> _SOURCE MATERIAL_:
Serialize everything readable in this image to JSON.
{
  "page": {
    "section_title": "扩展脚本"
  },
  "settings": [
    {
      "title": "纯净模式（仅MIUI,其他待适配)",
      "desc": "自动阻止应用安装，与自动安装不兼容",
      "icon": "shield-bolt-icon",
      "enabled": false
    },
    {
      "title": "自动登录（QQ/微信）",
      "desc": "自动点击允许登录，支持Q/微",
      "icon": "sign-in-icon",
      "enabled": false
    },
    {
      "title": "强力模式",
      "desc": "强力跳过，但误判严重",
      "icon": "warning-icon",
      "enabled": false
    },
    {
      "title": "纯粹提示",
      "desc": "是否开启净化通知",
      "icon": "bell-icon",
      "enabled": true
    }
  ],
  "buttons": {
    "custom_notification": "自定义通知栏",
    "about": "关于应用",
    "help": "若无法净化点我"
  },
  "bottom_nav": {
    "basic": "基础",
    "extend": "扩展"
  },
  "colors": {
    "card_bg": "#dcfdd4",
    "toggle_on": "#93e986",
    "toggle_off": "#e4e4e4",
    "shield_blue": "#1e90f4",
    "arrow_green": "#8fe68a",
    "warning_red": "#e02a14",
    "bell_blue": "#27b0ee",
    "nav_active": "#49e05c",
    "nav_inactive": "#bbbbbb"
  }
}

> _WRITTEN REQUEST_: From the records above, extract every entry verbatim.

> _SOLUTION FOR THIS PROBLEM_:
Serialize everything readable in this image to JSON.
{
  "page": {
    "section_title": "扩展脚本"
  },
  "settings": [
    {
      "title": "纯净模式（仅MIUI,其他待适配)",
      "desc": "自动阻止应用安装，与自动安装不兼容",
      "icon": "shield-bolt-icon",
      "enabled": false
    },
    {
      "title": "自动登录（QQ/微信）",
      "desc": "自动点击允许登录，支持Q/微",
      "icon": "sign-in-icon",
      "enabled": false
    },
    {
      "title": "强力模式",
      "desc": "强力跳过，但误判严重",
      "icon": "warning-icon",
      "enabled": false
    },
    {
      "title": "纯粹提示",
      "desc": "是否开启净化通知",
      "icon": "bell-icon",
      "enabled": true
    }
  ],
  "buttons": {
    "custom_notification": "自定义通知栏",
    "about": "关于应用",
    "help": "若无法净化点我"
  },
  "bottom_nav": {
    "basic": "基础",
    "extend": "扩展"
  },
  "colors": {
    "card_bg": "#dcfdd4",
    "toggle_on": "#93e986",
    "toggle_off": "#e4e4e4",
    "shield_blue": "#1e90f4",
    "arrow_green": "#8fe68a",
    "warning_red": "#e02a14",
    "bell_blue": "#27b0ee",
    "nav_active": "#49e05c",
    "nav_inactive": "#bbbbbb"
  }
}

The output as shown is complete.